> **Stated exercise**
Print each of the entries exactly, leaving nothing out.

> **Stored records**
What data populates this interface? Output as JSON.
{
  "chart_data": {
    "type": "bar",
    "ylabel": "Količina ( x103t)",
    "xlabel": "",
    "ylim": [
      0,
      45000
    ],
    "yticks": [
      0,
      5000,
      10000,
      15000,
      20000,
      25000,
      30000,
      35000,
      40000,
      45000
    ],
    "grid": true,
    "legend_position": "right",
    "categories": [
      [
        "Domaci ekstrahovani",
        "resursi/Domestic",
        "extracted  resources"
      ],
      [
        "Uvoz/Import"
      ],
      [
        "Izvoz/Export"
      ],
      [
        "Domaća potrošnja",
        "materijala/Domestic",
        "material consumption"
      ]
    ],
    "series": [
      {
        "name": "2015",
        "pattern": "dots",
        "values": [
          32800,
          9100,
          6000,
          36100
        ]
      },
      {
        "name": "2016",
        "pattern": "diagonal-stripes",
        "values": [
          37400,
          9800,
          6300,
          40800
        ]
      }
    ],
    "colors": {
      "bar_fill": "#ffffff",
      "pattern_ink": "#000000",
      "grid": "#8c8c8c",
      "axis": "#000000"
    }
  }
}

> **Finished task**
What data populates this interface? Output as JSON.
{
  "chart_data": {
    "type": "bar",
    "ylabel": "Količina ( x103t)",
    "xlabel": "",
    "ylim": [
      0,
      45000
    ],
    "yticks": [
      0,
      5000,
      10000,
      15000,
      20000,
      25000,
      30000,
      35000,
      40000,
      45000
    ],
    "grid": true,
    "legend_position": "right",
    "categories": [
      [
        "Domaci ekstrahovani",
        "resursi/Domestic",
        "extracted  resources"
      ],
      [
        "Uvoz/Import"
      ],
      [
        "Izvoz/Export"
      ],
      [
        "Domaća potrošnja",
        "materijala/Domestic",
        "material consumption"
      ]
    ],
    "series": [
      {
        "name": "2015",
        "pattern": "dots",
        "values": [
          32800,
          9100,
          6000,
          36100
        ]
      },
      {
        "name": "2016",
        "pattern": "diagonal-stripes",
        "values": [
          37400,
          9800,
          6300,
          40800
        ]
      }
    ],
    "colors": {
      "bar_fill": "#ffffff",
      "pattern_ink": "#000000",
      "grid": "#8c8c8c",
      "axis": "#000000"
    }
  }
}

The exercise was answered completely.